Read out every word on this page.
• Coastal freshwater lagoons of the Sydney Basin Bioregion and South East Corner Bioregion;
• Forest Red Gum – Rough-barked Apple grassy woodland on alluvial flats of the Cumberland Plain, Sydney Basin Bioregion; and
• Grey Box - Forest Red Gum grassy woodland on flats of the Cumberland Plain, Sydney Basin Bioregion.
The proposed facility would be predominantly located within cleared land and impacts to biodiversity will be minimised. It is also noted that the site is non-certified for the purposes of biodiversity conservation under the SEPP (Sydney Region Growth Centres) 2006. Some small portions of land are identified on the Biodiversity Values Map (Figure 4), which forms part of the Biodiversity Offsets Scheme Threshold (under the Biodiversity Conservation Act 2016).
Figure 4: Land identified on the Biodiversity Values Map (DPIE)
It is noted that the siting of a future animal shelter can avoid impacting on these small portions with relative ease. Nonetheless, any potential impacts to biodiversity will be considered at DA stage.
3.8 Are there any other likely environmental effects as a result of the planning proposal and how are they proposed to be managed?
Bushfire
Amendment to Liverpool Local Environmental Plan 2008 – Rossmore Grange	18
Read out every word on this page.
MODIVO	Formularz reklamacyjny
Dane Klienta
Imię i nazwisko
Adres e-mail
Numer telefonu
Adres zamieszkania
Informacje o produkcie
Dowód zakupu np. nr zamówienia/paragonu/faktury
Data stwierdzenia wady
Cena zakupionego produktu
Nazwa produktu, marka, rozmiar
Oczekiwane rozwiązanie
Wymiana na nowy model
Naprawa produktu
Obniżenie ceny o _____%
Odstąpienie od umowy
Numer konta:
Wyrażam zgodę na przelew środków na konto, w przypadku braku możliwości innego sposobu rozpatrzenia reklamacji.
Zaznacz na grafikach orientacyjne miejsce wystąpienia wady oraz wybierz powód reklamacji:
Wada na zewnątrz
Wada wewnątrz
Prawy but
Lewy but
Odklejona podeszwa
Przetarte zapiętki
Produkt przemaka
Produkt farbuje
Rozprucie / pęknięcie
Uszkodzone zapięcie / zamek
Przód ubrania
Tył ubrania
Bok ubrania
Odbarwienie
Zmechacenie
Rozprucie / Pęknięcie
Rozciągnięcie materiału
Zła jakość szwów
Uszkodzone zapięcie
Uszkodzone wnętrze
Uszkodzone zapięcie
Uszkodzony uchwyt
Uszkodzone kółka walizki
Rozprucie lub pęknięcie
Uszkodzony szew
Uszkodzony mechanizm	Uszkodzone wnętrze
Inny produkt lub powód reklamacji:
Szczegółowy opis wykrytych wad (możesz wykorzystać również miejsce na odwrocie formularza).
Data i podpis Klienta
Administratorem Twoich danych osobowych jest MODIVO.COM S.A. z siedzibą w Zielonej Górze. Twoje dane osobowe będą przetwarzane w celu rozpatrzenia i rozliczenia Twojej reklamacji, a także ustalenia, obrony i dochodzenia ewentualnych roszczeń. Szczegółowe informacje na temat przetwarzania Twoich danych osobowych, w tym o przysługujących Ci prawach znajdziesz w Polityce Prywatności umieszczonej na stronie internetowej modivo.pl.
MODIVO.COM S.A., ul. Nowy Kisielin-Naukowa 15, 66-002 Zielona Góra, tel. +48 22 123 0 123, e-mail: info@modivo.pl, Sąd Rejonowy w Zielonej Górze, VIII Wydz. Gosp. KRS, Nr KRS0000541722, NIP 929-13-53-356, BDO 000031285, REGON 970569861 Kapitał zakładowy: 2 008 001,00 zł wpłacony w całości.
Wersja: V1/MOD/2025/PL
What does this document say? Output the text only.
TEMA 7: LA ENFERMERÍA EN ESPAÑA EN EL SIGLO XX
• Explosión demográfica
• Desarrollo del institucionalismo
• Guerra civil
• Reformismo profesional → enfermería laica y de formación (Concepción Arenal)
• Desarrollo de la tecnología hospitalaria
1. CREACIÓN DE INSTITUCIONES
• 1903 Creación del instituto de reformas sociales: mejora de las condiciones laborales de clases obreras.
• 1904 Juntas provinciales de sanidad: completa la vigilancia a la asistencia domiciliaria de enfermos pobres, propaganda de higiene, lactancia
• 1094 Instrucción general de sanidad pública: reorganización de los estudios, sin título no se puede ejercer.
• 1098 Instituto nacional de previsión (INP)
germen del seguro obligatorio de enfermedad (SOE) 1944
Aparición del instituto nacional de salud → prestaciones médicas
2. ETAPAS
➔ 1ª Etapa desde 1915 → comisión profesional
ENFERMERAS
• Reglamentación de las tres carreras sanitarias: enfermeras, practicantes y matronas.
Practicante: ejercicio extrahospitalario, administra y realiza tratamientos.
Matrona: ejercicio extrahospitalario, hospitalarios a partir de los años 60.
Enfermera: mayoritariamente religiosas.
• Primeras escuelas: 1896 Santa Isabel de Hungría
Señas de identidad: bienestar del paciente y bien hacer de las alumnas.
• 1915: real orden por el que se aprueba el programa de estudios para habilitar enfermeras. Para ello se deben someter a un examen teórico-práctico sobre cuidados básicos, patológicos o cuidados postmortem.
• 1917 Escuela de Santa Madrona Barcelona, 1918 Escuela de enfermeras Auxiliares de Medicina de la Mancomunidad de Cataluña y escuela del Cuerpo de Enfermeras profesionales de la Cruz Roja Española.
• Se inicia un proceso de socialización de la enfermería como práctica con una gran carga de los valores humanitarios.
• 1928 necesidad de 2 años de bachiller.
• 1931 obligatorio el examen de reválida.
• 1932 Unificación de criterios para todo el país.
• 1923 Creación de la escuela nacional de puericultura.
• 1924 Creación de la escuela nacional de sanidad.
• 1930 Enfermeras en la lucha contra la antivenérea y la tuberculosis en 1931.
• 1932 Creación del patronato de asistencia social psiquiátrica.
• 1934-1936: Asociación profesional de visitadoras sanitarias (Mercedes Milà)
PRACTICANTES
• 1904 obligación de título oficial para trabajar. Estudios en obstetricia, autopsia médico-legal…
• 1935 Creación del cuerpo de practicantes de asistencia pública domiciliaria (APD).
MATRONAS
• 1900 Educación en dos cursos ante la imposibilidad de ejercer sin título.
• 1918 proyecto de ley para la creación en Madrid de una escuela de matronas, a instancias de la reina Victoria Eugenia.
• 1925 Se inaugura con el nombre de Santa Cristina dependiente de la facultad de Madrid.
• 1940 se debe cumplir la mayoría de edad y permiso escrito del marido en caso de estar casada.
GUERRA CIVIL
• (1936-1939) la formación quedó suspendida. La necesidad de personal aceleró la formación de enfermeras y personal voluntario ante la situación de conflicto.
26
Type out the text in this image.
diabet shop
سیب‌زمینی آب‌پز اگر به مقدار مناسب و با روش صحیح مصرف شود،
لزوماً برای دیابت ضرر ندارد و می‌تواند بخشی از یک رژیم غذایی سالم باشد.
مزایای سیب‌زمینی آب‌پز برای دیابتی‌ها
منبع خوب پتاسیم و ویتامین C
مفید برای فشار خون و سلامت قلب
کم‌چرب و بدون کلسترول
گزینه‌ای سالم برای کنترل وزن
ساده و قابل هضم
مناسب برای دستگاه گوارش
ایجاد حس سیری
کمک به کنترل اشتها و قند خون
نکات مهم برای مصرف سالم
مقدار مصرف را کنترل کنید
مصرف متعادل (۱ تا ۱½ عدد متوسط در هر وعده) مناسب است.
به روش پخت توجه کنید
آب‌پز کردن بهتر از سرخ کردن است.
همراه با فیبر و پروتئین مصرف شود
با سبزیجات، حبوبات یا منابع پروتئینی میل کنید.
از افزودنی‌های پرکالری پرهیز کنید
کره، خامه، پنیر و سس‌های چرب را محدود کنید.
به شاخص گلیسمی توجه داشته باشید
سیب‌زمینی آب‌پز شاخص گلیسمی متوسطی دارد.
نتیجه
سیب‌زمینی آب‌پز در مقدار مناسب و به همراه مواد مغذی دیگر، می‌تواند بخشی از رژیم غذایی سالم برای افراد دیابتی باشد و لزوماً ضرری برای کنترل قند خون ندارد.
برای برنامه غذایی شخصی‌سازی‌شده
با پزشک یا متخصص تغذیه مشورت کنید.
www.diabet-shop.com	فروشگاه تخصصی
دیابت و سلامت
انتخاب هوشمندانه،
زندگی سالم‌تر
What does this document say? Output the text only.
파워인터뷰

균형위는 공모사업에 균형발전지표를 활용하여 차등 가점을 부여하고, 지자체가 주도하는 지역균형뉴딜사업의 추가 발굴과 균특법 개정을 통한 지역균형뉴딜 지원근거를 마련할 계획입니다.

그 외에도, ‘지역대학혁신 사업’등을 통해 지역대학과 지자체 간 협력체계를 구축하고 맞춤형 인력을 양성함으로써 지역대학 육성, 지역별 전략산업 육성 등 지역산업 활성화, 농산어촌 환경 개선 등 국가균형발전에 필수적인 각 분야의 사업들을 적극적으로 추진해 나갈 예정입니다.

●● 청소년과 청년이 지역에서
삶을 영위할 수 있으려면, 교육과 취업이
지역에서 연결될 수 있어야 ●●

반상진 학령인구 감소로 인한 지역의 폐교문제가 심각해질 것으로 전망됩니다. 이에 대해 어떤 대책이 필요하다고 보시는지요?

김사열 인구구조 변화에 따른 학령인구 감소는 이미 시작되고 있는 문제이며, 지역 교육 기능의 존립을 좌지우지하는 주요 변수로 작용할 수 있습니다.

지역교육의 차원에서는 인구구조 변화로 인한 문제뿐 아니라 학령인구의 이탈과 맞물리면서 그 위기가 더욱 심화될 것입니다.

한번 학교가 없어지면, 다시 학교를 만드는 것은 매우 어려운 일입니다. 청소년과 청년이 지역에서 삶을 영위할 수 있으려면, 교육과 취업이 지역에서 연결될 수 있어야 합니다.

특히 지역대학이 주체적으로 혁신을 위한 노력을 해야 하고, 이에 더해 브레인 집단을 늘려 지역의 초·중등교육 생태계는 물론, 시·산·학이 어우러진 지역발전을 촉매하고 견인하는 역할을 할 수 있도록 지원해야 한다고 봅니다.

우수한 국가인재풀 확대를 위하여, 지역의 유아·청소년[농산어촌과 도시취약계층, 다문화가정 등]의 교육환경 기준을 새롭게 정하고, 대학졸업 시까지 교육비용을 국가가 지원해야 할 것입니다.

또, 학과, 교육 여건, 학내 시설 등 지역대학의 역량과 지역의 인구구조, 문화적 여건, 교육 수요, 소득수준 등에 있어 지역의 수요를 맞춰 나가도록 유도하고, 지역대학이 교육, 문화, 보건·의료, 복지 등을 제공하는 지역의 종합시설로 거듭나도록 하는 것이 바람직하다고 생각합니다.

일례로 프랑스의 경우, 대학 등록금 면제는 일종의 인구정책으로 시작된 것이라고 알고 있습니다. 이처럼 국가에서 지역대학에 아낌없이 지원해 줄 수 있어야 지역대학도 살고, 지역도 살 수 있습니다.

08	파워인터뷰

Exercise | Search the records for the word "مقدار". Copy every line that has it.

Reply |
سیب‌زمینی آب‌پز اگر به مقدار مناسب و با روش صحیح مصرف شود،
مقدار مصرف را کنترل کنید
سیب‌زمینی آب‌پز در مقدار مناسب و به همراه مواد مغذی دیگر، می‌تواند بخشی از رژیم غذایی سالم برای افراد دیابتی باشد و لزوماً ضرری برای کنترل قند خون ندارد.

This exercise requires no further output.